GIVEN DATA:

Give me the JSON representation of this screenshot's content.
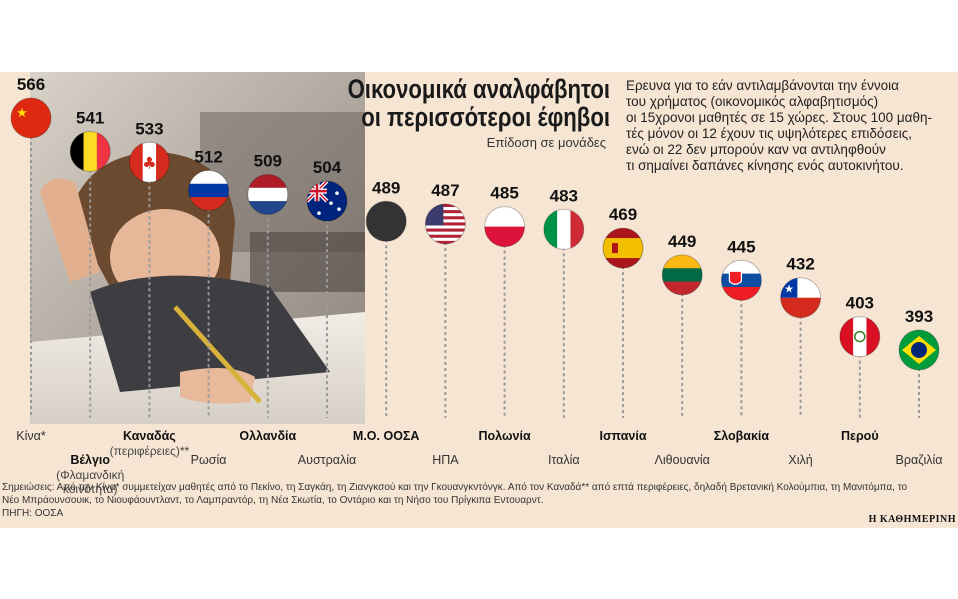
{
  "title_lines": [
    "Οικονομικά αναλφάβητοι",
    "οι περισσότεροι έφηβοι"
  ],
  "subtitle": "Επίδοση σε μονάδες",
  "intro_lines": [
    "Ερευνα για το εάν αντιλαμβάνονται την έννοια",
    "του χρήματος (οικονομικός αλφαβητισμός)",
    "οι 15χρονοι μαθητές σε 15 χώρες. Στους 100 μαθη-",
    "τές μόνον οι 12 έχουν τις υψηλότερες επιδόσεις,",
    "ενώ οι 22 δεν μπορούν καν να αντιληφθούν",
    "τι σημαίνει δαπάνες κίνησης ενός αυτοκινήτου."
  ],
  "notes_lines": [
    "Σημειώσεις: Από την Κίνα* συμμετείχαν μαθητές από το Πεκίνο, τη Σαγκάη, τη Ζιανγκσού και την Γκουανγκντόνγκ. Από τον Καναδά** από επτά περιφέρειες, δηλαδή Βρετανική Κολούμπια, τη Μανιτόμπα, το",
    "Νέο Μπράουνσουικ, το Νιουφάουντλαντ, το Λαμπραντόρ, τη Νέα Σκωτία, το Οντάριο και τη Νήσο του Πρίγκιπα Εντουαρντ.",
    "ΠΗΓΗ: ΟΟΣΑ"
  ],
  "brand": "Η ΚΑΘΗΜΕΡΙΝΗ",
  "colors": {
    "background": "#f6e5d3",
    "stem": "#9a9a9a",
    "text": "#111111"
  },
  "chart_data": {
    "type": "lollipop",
    "title": "Οικονομικά αναλφάβητοι οι περισσότεροι έφηβοι",
    "subtitle": "Επίδοση σε μονάδες",
    "categories": [
      {
        "name": "Κίνα*",
        "sub": "",
        "value": 566,
        "flag": "china",
        "bold": false
      },
      {
        "name": "Βέλγιο",
        "sub": "(Φλαμανδική κοινότητα)",
        "value": 541,
        "flag": "belgium",
        "bold": true
      },
      {
        "name": "Καναδάς",
        "sub": "(περιφέρειες)**",
        "value": 533,
        "flag": "canada",
        "bold": true
      },
      {
        "name": "Ρωσία",
        "sub": "",
        "value": 512,
        "flag": "russia",
        "bold": false
      },
      {
        "name": "Ολλανδία",
        "sub": "",
        "value": 509,
        "flag": "netherlands",
        "bold": true
      },
      {
        "name": "Αυστραλία",
        "sub": "",
        "value": 504,
        "flag": "australia",
        "bold": false
      },
      {
        "name": "Μ.Ο. ΟΟΣΑ",
        "sub": "",
        "value": 489,
        "flag": "oecd-average",
        "bold": true
      },
      {
        "name": "ΗΠΑ",
        "sub": "",
        "value": 487,
        "flag": "usa",
        "bold": false
      },
      {
        "name": "Πολωνία",
        "sub": "",
        "value": 485,
        "flag": "poland",
        "bold": true
      },
      {
        "name": "Ιταλία",
        "sub": "",
        "value": 483,
        "flag": "italy",
        "bold": false
      },
      {
        "name": "Ισπανία",
        "sub": "",
        "value": 469,
        "flag": "spain",
        "bold": true
      },
      {
        "name": "Λιθουανία",
        "sub": "",
        "value": 449,
        "flag": "lithuania",
        "bold": false
      },
      {
        "name": "Σλοβακία",
        "sub": "",
        "value": 445,
        "flag": "slovakia",
        "bold": true
      },
      {
        "name": "Χιλή",
        "sub": "",
        "value": 432,
        "flag": "chile",
        "bold": false
      },
      {
        "name": "Περού",
        "sub": "",
        "value": 403,
        "flag": "peru",
        "bold": true
      },
      {
        "name": "Βραζιλία",
        "sub": "",
        "value": 393,
        "flag": "brazil",
        "bold": false
      }
    ],
    "ylim": [
      393,
      566
    ],
    "grid": false
  }
}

EXERCISE DIRECTIONS:
Go through the records above and copy every line with the word "αναλφάβητοι".

IN RESPONSE:
    "Οικονομικά αναλφάβητοι",
    "title": "Οικονομικά αναλφάβητοι οι περισσότεροι έφηβοι",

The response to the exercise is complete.